Document excerpt:
-=-=-=-=-
DOJ creates $1.776 billion 'Anti-Weaponization Fund' as part of settlement of President Trump's $10 billion lawsuit and related claims against the federal government
On May 18, 2026, the U.S. Department of Justice announced the creation of a $1.776 billion "Anti-Weaponization Fund," financed through the federal Judgment Fund, to compensate individuals who allege they were unfairly targeted by the federal government on "political, personal, or ideological grounds." The fund was established as part of an agreement under which President Trump, his two adult sons, and the Trump Organization dropped a $10 billion lawsuit against the IRS over the 2019 leak of Trump's tax returns, along with related damages claims arising from the 2022 Mar-a-Lago search and the Russia- collusion investigation. The president and co-plaintiffs receive a formal apology and no direct monetary damages; the $1.776 billion instead flows to a class of beneficiaries — Trump's broadly stated "allies" — selected by the DOJ.
-=-=-=-=-
Entries supplied:
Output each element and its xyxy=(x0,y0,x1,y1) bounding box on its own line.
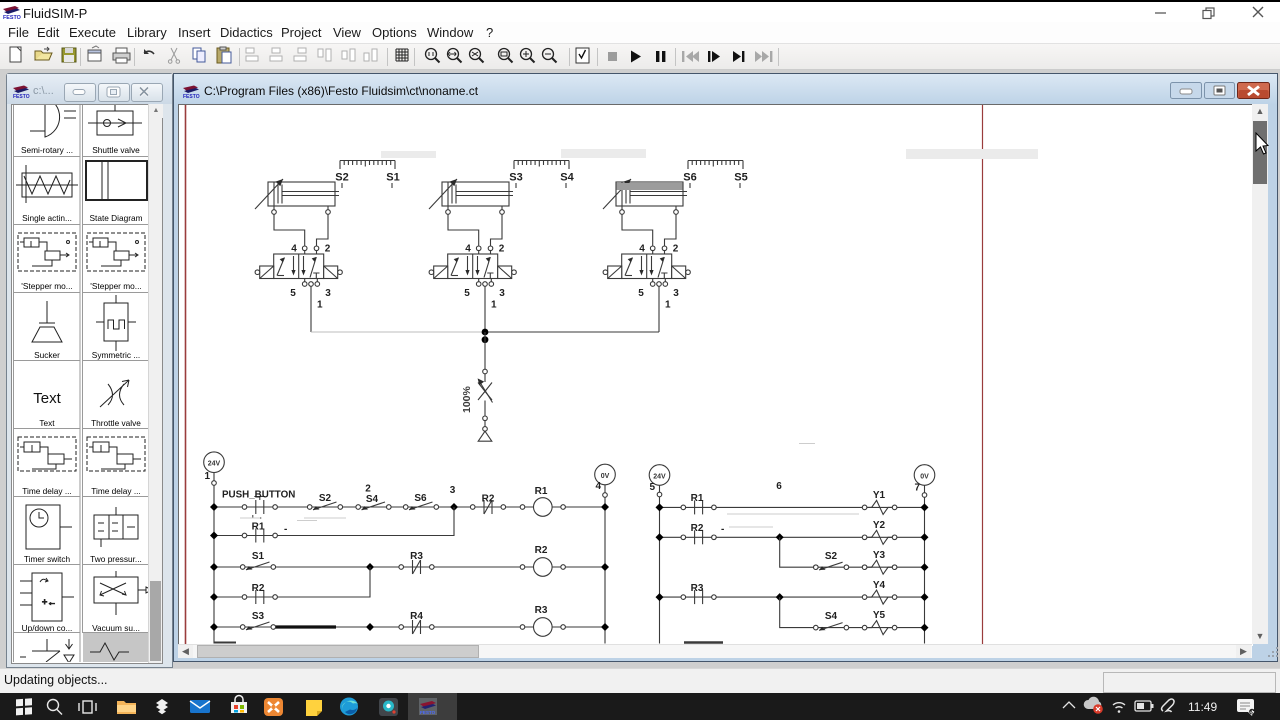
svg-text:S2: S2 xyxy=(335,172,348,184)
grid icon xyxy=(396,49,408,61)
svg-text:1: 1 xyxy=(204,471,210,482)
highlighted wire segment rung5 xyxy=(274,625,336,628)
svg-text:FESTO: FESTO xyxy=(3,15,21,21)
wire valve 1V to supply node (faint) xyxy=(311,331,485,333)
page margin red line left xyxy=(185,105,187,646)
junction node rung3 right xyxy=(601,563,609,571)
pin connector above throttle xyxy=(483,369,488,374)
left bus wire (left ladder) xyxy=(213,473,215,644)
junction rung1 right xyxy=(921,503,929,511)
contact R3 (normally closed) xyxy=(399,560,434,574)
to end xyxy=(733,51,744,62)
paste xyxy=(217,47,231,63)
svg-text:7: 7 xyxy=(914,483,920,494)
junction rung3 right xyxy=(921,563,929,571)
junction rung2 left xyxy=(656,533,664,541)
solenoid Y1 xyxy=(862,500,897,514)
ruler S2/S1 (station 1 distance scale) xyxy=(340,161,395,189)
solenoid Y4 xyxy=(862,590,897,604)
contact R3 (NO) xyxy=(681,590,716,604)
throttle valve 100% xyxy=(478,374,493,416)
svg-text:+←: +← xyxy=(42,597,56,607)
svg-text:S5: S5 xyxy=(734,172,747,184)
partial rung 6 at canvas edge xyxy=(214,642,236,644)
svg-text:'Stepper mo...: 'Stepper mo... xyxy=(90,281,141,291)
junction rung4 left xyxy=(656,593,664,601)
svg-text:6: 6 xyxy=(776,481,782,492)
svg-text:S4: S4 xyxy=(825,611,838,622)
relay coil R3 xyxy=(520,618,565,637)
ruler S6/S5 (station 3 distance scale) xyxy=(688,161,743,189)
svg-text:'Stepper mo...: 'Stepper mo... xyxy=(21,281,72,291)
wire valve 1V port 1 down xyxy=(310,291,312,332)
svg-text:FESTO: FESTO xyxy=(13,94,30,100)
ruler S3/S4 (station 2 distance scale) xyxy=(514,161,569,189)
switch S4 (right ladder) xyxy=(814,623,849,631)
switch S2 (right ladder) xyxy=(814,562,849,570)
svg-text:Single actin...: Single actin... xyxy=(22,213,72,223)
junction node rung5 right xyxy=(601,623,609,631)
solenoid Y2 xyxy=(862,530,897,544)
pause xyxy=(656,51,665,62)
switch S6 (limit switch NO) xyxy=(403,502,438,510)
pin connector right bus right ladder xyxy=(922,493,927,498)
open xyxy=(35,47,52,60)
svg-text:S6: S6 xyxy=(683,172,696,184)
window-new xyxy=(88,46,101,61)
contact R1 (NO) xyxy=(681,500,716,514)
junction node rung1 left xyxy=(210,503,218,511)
-=-=-=-=-
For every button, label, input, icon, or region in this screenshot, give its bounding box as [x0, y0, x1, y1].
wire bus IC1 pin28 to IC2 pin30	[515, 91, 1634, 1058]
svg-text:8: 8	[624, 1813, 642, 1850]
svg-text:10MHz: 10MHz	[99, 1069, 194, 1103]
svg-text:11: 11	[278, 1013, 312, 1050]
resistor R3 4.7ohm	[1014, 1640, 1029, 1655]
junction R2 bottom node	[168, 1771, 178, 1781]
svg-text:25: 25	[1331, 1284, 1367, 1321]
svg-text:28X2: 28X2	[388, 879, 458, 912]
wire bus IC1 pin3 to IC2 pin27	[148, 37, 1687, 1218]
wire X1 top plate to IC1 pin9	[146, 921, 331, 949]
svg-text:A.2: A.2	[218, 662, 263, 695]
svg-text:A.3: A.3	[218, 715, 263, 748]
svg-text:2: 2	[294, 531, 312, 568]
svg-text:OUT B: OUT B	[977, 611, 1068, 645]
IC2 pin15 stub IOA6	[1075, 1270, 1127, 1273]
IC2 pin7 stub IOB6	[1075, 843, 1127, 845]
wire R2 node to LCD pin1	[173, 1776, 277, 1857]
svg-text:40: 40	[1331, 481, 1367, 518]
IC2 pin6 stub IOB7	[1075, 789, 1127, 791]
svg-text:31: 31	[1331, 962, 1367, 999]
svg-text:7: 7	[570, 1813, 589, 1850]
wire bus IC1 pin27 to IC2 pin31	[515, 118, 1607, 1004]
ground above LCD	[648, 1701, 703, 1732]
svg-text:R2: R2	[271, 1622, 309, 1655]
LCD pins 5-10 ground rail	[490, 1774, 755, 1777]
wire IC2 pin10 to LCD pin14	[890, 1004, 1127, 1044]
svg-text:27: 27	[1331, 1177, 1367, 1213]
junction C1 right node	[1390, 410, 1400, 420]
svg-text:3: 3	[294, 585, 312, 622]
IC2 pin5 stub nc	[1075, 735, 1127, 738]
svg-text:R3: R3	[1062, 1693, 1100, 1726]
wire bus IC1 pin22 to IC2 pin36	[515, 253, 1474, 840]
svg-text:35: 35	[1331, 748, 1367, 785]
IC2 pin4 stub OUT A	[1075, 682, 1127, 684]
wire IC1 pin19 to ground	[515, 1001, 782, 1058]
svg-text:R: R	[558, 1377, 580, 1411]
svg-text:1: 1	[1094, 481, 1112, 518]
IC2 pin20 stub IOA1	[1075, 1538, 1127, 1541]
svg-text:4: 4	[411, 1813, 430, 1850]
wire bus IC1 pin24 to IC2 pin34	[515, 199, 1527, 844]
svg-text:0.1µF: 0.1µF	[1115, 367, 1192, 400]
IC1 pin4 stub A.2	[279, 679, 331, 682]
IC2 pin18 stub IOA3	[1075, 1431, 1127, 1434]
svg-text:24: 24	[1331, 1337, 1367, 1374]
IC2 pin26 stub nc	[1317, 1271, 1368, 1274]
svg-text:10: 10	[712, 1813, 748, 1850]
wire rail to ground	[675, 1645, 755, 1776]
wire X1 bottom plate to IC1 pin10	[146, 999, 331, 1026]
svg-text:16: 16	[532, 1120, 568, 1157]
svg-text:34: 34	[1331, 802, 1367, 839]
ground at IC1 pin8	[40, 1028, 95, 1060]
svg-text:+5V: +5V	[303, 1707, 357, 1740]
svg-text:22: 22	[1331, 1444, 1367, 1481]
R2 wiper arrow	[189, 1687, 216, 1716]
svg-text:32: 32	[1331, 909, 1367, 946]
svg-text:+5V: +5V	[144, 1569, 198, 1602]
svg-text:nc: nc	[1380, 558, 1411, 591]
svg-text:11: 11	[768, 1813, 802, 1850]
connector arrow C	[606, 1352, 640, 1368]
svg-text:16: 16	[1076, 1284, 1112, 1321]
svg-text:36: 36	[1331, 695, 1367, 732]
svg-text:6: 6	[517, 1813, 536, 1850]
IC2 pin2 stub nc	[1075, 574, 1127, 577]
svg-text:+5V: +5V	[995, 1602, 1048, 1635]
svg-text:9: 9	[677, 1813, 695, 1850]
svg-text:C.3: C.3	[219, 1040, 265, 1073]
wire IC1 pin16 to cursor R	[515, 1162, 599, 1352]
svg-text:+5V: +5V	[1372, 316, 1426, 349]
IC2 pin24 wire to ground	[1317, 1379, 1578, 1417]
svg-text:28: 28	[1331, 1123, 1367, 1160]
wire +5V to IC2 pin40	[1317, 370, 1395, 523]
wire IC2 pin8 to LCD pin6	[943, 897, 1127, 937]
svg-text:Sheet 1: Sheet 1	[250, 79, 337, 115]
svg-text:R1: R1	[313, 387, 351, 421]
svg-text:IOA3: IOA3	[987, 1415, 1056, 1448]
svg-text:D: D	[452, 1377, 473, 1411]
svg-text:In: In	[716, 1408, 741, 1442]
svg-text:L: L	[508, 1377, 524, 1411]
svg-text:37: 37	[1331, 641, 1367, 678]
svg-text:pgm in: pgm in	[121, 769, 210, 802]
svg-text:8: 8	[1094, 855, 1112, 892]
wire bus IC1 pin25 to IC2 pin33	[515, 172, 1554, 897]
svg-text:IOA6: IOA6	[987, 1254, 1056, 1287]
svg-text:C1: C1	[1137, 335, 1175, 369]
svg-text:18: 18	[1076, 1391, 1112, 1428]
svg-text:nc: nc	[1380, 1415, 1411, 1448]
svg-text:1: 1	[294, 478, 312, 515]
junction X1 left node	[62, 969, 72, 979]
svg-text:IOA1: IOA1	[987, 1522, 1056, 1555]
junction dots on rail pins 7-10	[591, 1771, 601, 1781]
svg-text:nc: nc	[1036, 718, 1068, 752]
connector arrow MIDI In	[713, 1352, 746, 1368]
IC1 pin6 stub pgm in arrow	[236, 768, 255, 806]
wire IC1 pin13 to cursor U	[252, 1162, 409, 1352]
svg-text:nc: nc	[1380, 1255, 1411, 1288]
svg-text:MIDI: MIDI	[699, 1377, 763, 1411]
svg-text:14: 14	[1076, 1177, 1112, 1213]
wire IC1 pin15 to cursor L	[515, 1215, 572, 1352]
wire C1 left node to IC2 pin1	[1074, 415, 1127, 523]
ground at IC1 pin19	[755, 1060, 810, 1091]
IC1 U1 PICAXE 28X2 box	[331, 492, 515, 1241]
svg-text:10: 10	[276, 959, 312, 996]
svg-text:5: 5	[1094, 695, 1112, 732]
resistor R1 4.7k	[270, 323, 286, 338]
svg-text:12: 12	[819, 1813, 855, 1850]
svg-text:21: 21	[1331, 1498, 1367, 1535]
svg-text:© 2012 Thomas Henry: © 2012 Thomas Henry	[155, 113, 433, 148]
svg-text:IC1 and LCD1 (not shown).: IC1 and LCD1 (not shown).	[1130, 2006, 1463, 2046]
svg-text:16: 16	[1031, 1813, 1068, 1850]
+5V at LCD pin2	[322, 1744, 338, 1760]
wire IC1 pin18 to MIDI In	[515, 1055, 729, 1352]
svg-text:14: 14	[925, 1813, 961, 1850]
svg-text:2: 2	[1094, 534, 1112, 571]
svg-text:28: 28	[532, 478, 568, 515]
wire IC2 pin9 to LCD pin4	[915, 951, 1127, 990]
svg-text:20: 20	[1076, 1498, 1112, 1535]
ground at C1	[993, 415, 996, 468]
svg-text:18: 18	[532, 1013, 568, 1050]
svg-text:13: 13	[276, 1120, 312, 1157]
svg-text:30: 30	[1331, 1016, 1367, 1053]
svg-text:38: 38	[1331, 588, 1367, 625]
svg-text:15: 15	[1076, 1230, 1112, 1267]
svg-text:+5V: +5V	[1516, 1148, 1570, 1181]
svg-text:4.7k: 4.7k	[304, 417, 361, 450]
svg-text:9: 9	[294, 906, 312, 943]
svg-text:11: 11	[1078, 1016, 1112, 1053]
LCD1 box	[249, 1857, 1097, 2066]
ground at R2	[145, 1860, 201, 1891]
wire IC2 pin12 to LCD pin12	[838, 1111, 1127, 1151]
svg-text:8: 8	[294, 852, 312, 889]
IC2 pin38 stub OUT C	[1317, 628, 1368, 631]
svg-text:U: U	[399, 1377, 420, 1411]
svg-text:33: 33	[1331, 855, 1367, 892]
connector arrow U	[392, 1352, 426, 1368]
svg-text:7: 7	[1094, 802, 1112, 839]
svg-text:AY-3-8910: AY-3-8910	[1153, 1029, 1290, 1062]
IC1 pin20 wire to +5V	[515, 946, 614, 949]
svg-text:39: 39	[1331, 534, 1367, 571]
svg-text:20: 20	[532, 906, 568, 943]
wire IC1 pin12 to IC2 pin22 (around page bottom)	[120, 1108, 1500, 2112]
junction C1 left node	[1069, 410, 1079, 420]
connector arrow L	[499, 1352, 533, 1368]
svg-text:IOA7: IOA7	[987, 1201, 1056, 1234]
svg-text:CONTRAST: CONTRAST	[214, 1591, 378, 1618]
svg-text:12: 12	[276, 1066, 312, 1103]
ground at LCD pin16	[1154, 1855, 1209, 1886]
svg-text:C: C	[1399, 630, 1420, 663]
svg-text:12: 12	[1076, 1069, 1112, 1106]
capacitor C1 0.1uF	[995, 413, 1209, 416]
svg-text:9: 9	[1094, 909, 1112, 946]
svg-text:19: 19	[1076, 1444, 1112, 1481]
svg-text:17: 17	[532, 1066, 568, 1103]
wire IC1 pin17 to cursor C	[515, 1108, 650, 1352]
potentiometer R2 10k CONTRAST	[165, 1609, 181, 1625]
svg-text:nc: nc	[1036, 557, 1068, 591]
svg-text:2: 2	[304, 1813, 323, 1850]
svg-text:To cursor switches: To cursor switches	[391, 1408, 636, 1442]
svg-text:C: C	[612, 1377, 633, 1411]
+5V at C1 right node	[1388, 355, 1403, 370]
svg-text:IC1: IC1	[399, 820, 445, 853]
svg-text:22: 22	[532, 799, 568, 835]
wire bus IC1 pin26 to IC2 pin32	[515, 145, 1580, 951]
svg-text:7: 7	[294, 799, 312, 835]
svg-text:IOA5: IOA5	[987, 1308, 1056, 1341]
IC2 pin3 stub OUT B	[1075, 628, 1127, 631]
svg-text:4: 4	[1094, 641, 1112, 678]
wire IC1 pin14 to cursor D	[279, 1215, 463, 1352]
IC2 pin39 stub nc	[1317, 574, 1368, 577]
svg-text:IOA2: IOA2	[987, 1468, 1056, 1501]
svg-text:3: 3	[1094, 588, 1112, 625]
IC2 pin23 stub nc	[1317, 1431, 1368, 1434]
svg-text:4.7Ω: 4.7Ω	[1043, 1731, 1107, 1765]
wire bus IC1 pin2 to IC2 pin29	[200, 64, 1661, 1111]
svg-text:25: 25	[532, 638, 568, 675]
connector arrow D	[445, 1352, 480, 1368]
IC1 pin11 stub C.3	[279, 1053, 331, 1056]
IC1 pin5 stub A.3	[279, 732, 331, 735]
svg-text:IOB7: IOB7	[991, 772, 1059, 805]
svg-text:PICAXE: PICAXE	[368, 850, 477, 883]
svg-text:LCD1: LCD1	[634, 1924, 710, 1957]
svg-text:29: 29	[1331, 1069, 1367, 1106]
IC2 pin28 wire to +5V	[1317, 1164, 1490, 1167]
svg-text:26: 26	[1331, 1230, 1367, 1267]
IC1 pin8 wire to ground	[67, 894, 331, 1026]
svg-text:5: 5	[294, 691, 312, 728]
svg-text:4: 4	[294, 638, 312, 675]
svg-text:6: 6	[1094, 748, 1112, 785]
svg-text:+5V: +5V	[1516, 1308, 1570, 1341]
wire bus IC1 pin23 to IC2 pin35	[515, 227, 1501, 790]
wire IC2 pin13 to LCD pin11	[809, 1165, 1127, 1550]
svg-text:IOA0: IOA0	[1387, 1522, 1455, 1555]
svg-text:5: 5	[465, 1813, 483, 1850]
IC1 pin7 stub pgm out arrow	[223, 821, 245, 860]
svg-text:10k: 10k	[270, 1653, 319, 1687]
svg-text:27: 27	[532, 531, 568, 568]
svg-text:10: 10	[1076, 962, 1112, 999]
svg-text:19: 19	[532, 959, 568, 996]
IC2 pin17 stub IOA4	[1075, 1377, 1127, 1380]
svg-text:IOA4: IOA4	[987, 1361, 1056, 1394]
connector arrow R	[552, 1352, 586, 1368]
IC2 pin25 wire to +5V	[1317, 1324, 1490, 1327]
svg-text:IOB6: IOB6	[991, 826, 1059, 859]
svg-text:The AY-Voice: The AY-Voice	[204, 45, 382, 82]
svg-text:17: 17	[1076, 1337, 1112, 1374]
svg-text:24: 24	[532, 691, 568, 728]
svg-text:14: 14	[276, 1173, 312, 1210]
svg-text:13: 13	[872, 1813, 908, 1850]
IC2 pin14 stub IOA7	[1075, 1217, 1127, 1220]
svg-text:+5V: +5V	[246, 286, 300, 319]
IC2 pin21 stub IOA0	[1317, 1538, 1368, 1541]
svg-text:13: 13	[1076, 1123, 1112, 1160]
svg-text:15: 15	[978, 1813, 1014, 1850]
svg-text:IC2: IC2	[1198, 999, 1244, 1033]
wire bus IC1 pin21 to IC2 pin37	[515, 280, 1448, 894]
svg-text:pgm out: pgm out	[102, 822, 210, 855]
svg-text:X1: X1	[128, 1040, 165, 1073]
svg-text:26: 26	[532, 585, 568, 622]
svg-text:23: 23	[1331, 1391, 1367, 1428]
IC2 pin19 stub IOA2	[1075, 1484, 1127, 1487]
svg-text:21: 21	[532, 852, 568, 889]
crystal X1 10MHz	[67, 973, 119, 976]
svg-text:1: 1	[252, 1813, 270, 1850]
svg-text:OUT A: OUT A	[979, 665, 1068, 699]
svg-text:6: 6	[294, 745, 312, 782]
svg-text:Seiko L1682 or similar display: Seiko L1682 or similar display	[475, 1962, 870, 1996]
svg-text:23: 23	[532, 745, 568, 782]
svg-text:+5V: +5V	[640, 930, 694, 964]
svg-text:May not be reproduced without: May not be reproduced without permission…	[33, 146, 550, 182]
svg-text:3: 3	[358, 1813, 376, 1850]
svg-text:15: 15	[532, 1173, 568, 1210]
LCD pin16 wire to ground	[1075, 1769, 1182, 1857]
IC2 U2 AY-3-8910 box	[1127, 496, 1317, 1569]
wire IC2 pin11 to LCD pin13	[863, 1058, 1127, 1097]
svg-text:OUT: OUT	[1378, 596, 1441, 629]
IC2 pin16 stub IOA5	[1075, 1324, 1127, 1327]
-=-=-=-=-
Work required: Rewrite the paragraph of the Anti-Weaponization Fund article that begins "On May 18, 2026" as a short bulleted list that keeps its main facts.

Correct response:
- On May 18, 2026, the U.S. Department of Justice announced a $1.776 billion "Anti-Weaponization Fund," paid for through the federal Judgment Fund.
- The fund is meant to compensate people who say the federal government targeted them unfairly on "political, personal, or ideological grounds."
- It was created under an agreement in which President Trump, his two adult sons, and the Trump Organization dropped their $10 billion lawsuit against the IRS over the 2019 leak of Trump's tax returns.
- They also dropped related damages claims tied to the 2022 Mar-a-Lago search and the Russia collusion investigation.
- The president and his co-plaintiffs get a formal apology but no direct monetary damages.
- The $1.776 billion instead goes to a class of beneficiaries selected by the DOJ, described as Trump's broadly stated "allies."